# [AIM]
Search the records for "document" and copy each line that holds it.

-------

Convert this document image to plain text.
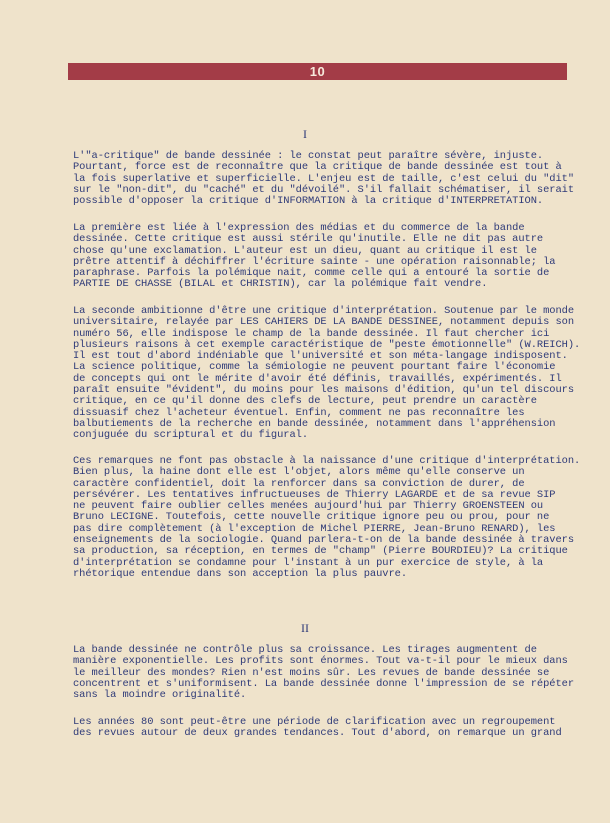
10
I
L'"a-critique" de bande dessinée : le constat peut paraître sévère, injuste.
Pourtant, force est de reconnaître que la critique de bande dessinée est tout à
la fois superlative et superficielle. L'enjeu est de taille, c'est celui du "dit"
sur le "non-dit", du "caché" et du "dévoilé". S'il fallait schématiser, il serait
possible d'opposer la critique d'INFORMATION à la critique d'INTERPRETATION.
La première est liée à l'expression des médias et du commerce de la bande
dessinée. Cette critique est aussi stérile qu'inutile. Elle ne dit pas autre
chose qu'une exclamation. L'auteur est un dieu, quant au critique il est le
prêtre attentif à déchiffrer l'écriture sainte - une opération raisonnable; la
paraphrase. Parfois la polémique nait, comme celle qui a entouré la sortie de
PARTIE DE CHASSE (BILAL et CHRISTIN), car la polémique fait vendre.
La seconde ambitionne d'être une critique d'interprétation. Soutenue par le monde
universitaire, relayée par LES CAHIERS DE LA BANDE DESSINEE, notamment depuis son
numéro 56, elle indispose le champ de la bande dessinée. Il faut chercher ici
plusieurs raisons à cet exemple caractéristique de "peste émotionnelle" (W.REICH).
Il est tout d'abord indéniable que l'université et son méta-langage indisposent.
La science politique, comme la sémiologie ne peuvent pourtant faire l'économie
de concepts qui ont le mérite d'avoir été définis, travaillés, expérimentés. Il
paraît ensuite "évident", du moins pour les maisons d'édition, qu'un tel discours
critique, en ce qu'il donne des clefs de lecture, peut prendre un caractère
dissuasif chez l'acheteur éventuel. Enfin, comment ne pas reconnaître les
balbutiements de la recherche en bande dessinée, notamment dans l'appréhension
conjuguée du scriptural et du figural.
Ces remarques ne font pas obstacle à la naissance d'une critique d'interprétation.
Bien plus, la haine dont elle est l'objet, alors même qu'elle conserve un
caractère confidentiel, doit la renforcer dans sa conviction de durer, de
persévérer. Les tentatives infructueuses de Thierry LAGARDE et de sa revue SIP
ne peuvent faire oublier celles menées aujourd'hui par Thierry GROENSTEEN ou
Bruno LECIGNE. Toutefois, cette nouvelle critique ignore peu ou prou, pour ne
pas dire complètement (à l'exception de Michel PIERRE, Jean-Bruno RENARD), les
enseignements de la sociologie. Quand parlera-t-on de la bande dessinée à travers
sa production, sa réception, en termes de "champ" (Pierre BOURDIEU)? La critique
d'interprétation se condamne pour l'instant à un pur exercice de style, à la
rhétorique entendue dans son acception la plus pauvre.
II
La bande dessinée ne contrôle plus sa croissance. Les tirages augmentent de
manière exponentielle. Les profits sont énormes. Tout va-t-il pour le mieux dans
le meilleur des mondes? Rien n'est moins sûr. Les revues de bande dessinée se
concentrent et s'uniformisent. La bande dessinée donne l'impression de se répéter
sans la moindre originalité.
Les années 80 sont peut-être une période de clarification avec un regroupement
des revues autour de deux grandes tendances. Tout d'abord, on remarque un grand
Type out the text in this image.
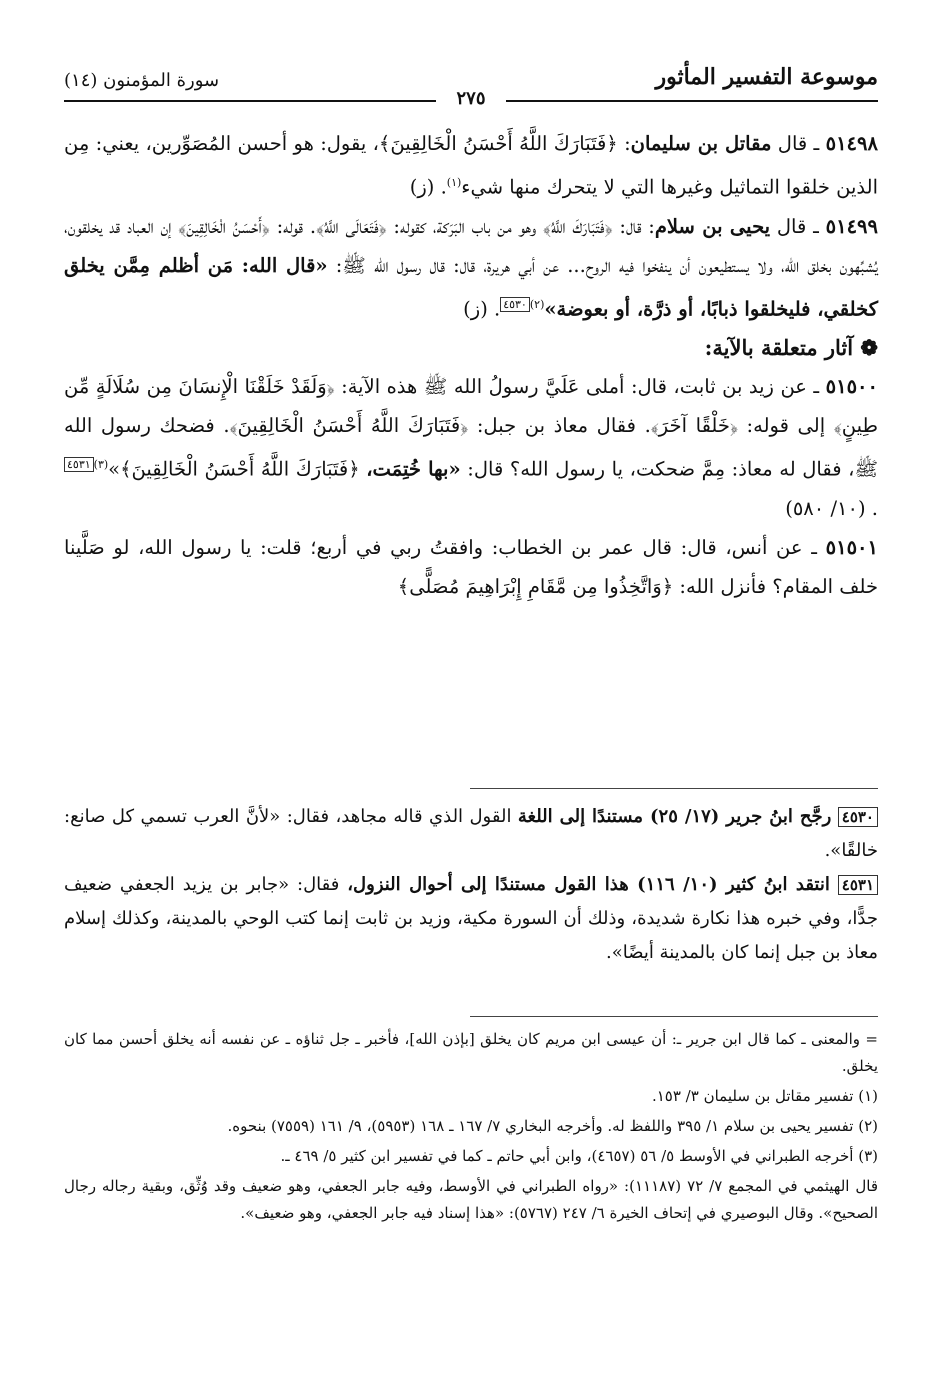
سورة المؤمنون (١٤)	موسوعة التفسير المأثور
٢٧٥

٥١٤٩٨ ـ قال مقاتل بن سليمان: ﴿فَتَبَارَكَ اللَّهُ أَحْسَنُ الْخَالِقِينَ﴾، يقول: هو أحسن المُصَوِّرين، يعني: مِن الذين خلقوا التماثيل وغيرها التي لا يتحرك منها شيء$^{(١)}$. (ز)

٥١٤٩٩ ـ قال يحيى بن سلام: قال: ﴿فَتَبَارَكَ اللَّهُ﴾ وهو من باب البَرَكة، كقوله: ﴿فَتَعَالَى اللَّهُ﴾. قوله: ﴿أَحْسَنُ الْخَالِقِينَ﴾ إن العباد قد يخلقون، يُشبِّهون بخلق الله، ولا يستطيعون أن ينفخوا فيه الروح... عن أبي هريرة، قال: قال رسول الله ﷺ: «قال الله: مَن أظلم مِمَّن يخلق كخلقي، فليخلقوا ذبابًا، أو ذرَّة، أو بعوضة»$^{(٢)}$٤٥٣٠. (ز)

❁ آثار متعلقة بالآية:

٥١٥٠٠ ـ عن زيد بن ثابت، قال: أملى عَلَيَّ رسولُ الله ﷺ هذه الآية: ﴿وَلَقَدْ خَلَقْنَا الْإِنسَانَ مِن سُلَالَةٍ مِّن طِينٍ﴾ إلى قوله: ﴿خَلْقًا آخَرَ﴾. فقال معاذ بن جبل: ﴿فَتَبَارَكَ اللَّهُ أَحْسَنُ الْخَالِقِينَ﴾. فضحك رسول الله ﷺ، فقال له معاذ: مِمَّ ضحكت، يا رسول الله؟ قال: «بها خُتِمَت، ﴿فَتَبَارَكَ اللَّهُ أَحْسَنُ الْخَالِقِينَ﴾»$^{(٣)}$٤٥٣١. (١٠/ ٥٨٠)

٥١٥٠١ ـ عن أنس، قال: قال عمر بن الخطاب: وافقتُ ربي في أربع؛ قلت: يا رسول الله، لو صَلَّينا خلف المقام؟ فأنزل الله: ﴿وَاتَّخِذُوا مِن مَّقَامِ إِبْرَاهِيمَ مُصَلًّى﴾

٤٥٣٠ رجَّح ابنُ جرير (١٧/ ٢٥) مستندًا إلى اللغة القول الذي قاله مجاهد، فقال: «لأنَّ العرب تسمي كل صانع: خالقًا».

٤٥٣١ انتقد ابنُ كثير (١٠/ ١١٦) هذا القول مستندًا إلى أحوال النزول، فقال: «جابر بن يزيد الجعفي ضعيف جدًّا، وفي خبره هذا نكارة شديدة، وذلك أن السورة مكية، وزيد بن ثابت إنما كتب الوحي بالمدينة، وكذلك إسلام معاذ بن جبل إنما كان بالمدينة أيضًا».

= والمعنى ـ كما قال ابن جرير ـ: أن عيسى ابن مريم كان يخلق [بإذن الله]، فأخبر ـ جل ثناؤه ـ عن نفسه أنه يخلق أحسن مما كان يخلق.

(١) تفسير مقاتل بن سليمان ٣/ ١٥٣.

(٢) تفسير يحيى بن سلام ١/ ٣٩٥ واللفظ له. وأخرجه البخاري ٧/ ١٦٧ ـ ١٦٨ (٥٩٥٣)، ٩/ ١٦١ (٧٥٥٩) بنحوه.

(٣) أخرجه الطبراني في الأوسط ٥/ ٥٦ (٤٦٥٧)، وابن أبي حاتم ـ كما في تفسير ابن كثير ٥/ ٤٦٩ ـ.

قال الهيثمي في المجمع ٧/ ٧٢ (١١١٨٧): «رواه الطبراني في الأوسط، وفيه جابر الجعفي، وهو ضعيف وقد وُثِّق، وبقية رجاله رجال الصحيح». وقال البوصيري في إتحاف الخيرة ٦/ ٢٤٧ (٥٧٦٧): «هذا إسناد فيه جابر الجعفي، وهو ضعيف».
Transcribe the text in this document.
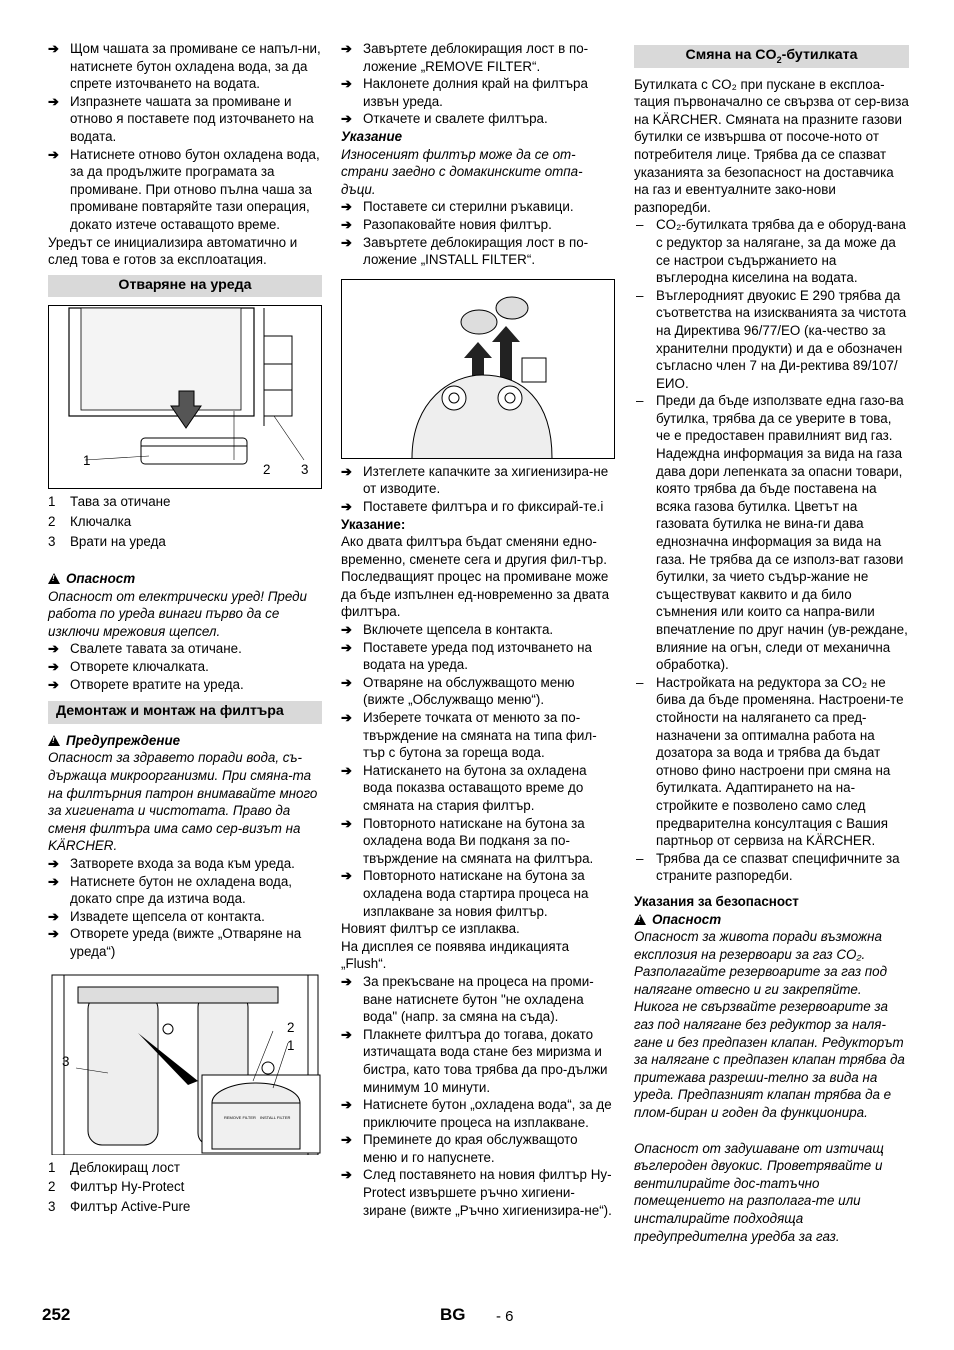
➔ Щом чашата за промиване се напъл-ни, натиснете бутон охладена вода, за да спрете източването на водата.
➔ Изпразнете чашата за промиване и отново я поставете под източването на водата.
➔ Натиснете отново бутон охладена вода, за да продължите програмата за промиване. При отново пълна чаша за промиване повтаряйте тази операция, докато изтече оставащото време.
Уредът се инициализира автоматично и след това е готов за експлоатация.
Отваряне на уреда
1
2 3
1	Тава за отичане
2	Ключалка
3	Врати на уреда
!Опасност
Опасност от електрически уред! Преди работа по уреда винаги първо да се изключи мрежовия щепсел.
➔ Свалете тавата за отичане.
➔ Отворете ключалката.
➔ Отворете вратите на уреда.
Демонтаж и монтаж на филтъра
!Предупреждение
Опасност за здравето поради вода, съ-държаща микроорганизми. При смяна-та на филтърния патрон внимавайте много за хигиената и чистотата. Право да сменя филтъра има само сер-визът на KÄRCHER.
➔ Затворете входа за вода към уреда.
➔ Натиснете бутон не охладена вода, докато спре да изтича вода.
➔ Извадете щепсела от контакта.
➔ Отворете уреда (вижте „Отваряне на уреда“)
3
2
1
REMOVE FILTER INSTALL FILTER
1	Деблокиращ лост
2	Филтър Hy-Protect
3	Филтър Active-Pure
➔ Завъртете деблокиращия лост в по-ложение „REMOVE FILTER“.
➔ Наклонете долния край на филтъра извън уреда.
➔ Откачете и свалете филтъра.
Указание
Износеният филтър може да се от-страни заедно с домакинските отпа-дъци.
➔ Поставете си стерилни ръкавици.
➔ Разопаковайте новия филтър.
➔ Завъртете деблокиращия лост в по-ложение „INSTALL FILTER“.
➔ Изтеглете капачките за хигиенизира-не от изводите.
➔ Поставете филтъра и го фиксирай-те.i
Указание:
Ако двата филтъра бъдат сменяни едно-временно, сменете сега и другия фил-тър. Последващият процес на промиване може да бъде изпълнен ед-новременно за двата филтъра.
➔ Включете щепсела в контакта.
➔ Поставете уреда под източването на водата на уреда.
➔ Отваряне на обслужващото меню (вижте „Обслужващо меню“).
➔ Изберете точката от менюто за по-твърждение на смяната на типа фил-тър с бутона за гореща вода.
➔ Натискането на бутона за охладена вода показва оставащото време до смяната на стария филтър.
➔ Повторното натискане на бутона за охладена вода Ви подканя за по-твърждение на смяната на филтъра.
➔ Повторното натискане на бутона за охладена вода стартира процеса на изплакване за новия филтър.
Новият филтър се изплаква.
На дисплея се появява индикацията „Flush“.
➔ За прекъсване на процеса на проми-ване натиснете бутон "не охладена вода" (напр. за смяна на съда).
➔ Плакнете филтъра до тогава, докато изтичащата вода стане без миризма и бистра, като това трябва да про-дължи минимум 10 минути.
➔ Натиснете бутон „охладена вода“, за де приключите процеса на изплакване.
➔ Преминете до края обслужващото меню и го напуснете.
➔ След поставянето на новия филтър Hy-Protect извършете ръчно хигиени-зиране (вижте „Ръчно хигиенизира-не“).
Смяна на $CO_2$-бутилката
Бутилката с CO₂ при пускане в експлоа-тация първоначално се свързва от сер-виза на KÄRCHER. Смяната на празните газови бутилки се извършва от посоче-ното от потребителя лице. Трябва да се спазват указанията за безопасност на доставчика на газ и евентуалните зако-нови разпоредби.
– CO₂-бутилката трябва да е оборуд-вана с редуктор за налягане, за да може да се настрои съдържанието на въглеродна киселина на водата.
– Въглеродният двуокис Е 290 трябва да съответства на изискванията за чистота на Директива 96/77/ЕО (ка-чество за хранителни продукти) и да е обозначен съгласно член 7 на Ди-ректива 89/107/ЕИО.
– Преди да бъде използвате една газо-ва бутилка, трябва да се уверите в това, че е предоставен правилният вид газ. Надеждна информация за вида на газа дава дори лепенката за опасни товари, която трябва да бъде поставена на всяка газова бутилка. Цветът на газовата бутилка не вина-ги дава еднозначна информация за вида на газа. Не трябва да се използ-ват газови бутилки, за чието съдър-жание не съществуват каквито и да било съмнения или които са напра-вили впечатление по друг начин (ув-реждане, влияние на огън, следи от механична обработка).
– Настройката на редуктора за CO₂ не бива да бъде променяна. Настроени-те стойности на налягането са пред-назначени за оптимална работа на дозатора за вода и трябва да бъдат отново фино настроени при смяна на бутилката. Адаптирането на на-стройките е позволено само след предварителна консултация с Вашия партньор от сервиза на KÄRCHER.
– Трябва да се спазват специфичните за страните разпоредби.
Указания за безопасност
!Опасност
Опасност за живота поради възможна експлозия на резервоари за газ CO₂. Разполагайте резервоарите за газ под налягане отвесно и ги закрепяйте. Никога не свързвайте резервоарите за газ под налягане без редуктор за наля-гане и без предпазен клапан. Редукторът за налягане с предпазен клапан трябва да притежава разреши-телно за вида на уреда. Предпазният клапан трябва да е плом-биран и годен да функционира.
Опасност от задушаване от изтичащ въглероден двуокис. Проветрявайте и вентилирайте дос-татъчно помещението на разполага-те или инсталирайте подходяща предупредителна уредба за газ.
252	BG - 6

-------

# [TASK ANSWER]
Convert this document image to plain text.
Transcribe the text in this document.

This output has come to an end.